Dataset items

((

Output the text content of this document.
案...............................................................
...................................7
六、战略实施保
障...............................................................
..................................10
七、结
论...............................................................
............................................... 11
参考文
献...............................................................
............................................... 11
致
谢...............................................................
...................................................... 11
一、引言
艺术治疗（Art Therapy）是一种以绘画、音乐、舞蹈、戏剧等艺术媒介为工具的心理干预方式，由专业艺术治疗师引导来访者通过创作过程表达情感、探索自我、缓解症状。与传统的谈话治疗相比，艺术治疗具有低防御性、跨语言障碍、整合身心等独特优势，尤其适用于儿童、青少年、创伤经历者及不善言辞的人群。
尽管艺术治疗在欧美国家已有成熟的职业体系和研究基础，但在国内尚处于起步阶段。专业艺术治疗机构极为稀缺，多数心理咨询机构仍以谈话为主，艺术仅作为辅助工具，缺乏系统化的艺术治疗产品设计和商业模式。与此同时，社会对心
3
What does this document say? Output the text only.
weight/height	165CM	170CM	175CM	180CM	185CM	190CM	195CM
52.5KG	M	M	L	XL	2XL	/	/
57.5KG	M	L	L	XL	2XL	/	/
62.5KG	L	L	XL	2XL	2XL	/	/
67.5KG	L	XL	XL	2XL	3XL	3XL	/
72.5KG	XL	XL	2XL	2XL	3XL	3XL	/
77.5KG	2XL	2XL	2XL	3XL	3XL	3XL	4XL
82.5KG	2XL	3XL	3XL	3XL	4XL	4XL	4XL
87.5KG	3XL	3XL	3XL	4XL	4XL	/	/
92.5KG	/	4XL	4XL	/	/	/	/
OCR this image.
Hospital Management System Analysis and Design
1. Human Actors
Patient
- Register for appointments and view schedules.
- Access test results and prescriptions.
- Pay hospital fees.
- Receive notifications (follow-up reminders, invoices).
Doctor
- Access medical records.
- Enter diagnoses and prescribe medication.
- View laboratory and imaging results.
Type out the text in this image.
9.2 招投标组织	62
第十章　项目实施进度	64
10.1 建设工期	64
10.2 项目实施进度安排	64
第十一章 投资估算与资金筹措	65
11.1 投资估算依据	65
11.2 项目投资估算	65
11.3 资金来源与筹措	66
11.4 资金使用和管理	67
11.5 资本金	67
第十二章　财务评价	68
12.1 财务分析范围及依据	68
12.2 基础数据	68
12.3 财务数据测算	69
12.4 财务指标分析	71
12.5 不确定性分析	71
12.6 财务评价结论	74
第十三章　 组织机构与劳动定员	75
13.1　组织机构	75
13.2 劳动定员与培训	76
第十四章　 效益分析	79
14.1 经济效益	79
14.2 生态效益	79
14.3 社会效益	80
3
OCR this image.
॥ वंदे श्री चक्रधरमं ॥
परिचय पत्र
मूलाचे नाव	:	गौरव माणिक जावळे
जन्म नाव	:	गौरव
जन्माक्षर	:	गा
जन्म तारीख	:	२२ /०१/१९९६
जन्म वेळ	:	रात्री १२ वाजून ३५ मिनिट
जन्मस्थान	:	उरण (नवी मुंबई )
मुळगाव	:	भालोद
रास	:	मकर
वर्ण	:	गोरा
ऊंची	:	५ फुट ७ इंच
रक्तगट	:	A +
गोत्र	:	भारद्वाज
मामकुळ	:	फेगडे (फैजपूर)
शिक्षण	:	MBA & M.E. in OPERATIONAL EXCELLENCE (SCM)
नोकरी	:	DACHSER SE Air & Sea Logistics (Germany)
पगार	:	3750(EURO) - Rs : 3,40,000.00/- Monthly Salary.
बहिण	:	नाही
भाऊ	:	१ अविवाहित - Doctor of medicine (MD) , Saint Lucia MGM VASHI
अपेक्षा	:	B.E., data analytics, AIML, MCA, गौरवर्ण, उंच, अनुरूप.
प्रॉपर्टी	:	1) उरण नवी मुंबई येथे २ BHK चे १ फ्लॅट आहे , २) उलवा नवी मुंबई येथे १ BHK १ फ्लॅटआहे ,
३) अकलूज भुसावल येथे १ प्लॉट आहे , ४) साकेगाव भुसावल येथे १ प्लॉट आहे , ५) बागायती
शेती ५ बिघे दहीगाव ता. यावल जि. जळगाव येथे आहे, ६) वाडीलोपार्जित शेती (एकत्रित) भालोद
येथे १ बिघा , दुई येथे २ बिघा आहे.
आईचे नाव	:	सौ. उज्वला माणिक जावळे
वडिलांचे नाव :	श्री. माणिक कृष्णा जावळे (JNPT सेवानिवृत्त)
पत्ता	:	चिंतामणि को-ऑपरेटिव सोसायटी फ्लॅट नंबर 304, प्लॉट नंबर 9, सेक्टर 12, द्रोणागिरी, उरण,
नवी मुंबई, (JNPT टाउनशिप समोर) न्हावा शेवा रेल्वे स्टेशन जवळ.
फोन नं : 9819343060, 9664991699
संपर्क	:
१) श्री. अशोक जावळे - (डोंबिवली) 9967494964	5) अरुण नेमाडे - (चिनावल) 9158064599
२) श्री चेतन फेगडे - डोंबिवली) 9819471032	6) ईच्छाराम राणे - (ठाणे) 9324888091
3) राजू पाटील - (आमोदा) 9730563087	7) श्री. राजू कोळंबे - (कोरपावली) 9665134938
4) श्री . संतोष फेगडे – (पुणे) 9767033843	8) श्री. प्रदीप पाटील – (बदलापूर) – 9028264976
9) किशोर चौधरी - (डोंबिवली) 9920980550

))
((

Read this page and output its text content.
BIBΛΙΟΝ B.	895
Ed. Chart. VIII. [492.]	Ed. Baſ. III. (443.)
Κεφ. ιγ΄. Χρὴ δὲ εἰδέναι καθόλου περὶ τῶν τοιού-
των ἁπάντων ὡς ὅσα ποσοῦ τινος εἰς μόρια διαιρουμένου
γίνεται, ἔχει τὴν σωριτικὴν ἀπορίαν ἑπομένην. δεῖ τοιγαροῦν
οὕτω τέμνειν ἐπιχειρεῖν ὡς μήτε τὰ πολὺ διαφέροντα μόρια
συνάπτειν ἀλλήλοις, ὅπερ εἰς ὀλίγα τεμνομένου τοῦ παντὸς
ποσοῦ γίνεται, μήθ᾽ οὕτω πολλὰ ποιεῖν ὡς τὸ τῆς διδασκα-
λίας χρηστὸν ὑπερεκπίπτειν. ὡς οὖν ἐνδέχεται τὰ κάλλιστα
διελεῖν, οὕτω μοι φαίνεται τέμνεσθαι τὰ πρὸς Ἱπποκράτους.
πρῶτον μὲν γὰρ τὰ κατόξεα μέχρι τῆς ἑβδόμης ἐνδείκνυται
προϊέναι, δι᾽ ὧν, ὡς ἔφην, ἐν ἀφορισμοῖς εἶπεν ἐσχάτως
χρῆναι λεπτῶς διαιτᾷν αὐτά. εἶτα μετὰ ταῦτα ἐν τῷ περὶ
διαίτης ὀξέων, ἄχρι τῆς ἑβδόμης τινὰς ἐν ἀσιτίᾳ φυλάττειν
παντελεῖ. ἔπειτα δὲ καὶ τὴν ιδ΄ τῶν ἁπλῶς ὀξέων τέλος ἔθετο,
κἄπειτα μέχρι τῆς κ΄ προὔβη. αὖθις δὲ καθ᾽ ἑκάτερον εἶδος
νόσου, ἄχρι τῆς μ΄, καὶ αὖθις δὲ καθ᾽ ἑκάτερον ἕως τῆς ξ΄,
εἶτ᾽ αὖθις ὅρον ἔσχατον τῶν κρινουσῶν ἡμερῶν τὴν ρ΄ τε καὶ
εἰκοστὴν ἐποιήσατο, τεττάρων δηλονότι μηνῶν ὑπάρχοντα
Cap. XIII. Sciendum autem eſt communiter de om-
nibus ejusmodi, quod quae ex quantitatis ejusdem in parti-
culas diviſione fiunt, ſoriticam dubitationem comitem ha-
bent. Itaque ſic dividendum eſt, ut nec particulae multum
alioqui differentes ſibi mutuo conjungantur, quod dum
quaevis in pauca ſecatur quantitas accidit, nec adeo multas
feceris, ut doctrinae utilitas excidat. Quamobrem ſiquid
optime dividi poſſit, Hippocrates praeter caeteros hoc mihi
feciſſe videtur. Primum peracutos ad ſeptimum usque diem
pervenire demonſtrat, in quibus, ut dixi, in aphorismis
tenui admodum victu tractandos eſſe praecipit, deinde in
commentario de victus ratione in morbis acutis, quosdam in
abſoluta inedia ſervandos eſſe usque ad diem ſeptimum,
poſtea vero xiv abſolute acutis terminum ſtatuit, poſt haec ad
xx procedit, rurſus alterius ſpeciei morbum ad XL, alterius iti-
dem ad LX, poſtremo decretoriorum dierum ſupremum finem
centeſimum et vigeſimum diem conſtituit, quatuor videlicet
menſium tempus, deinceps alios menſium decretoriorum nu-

))

STATED GOAL: Above are several records. Count the lines among them that contain "quod" and give only the total.

SOLUTION BELOW: 2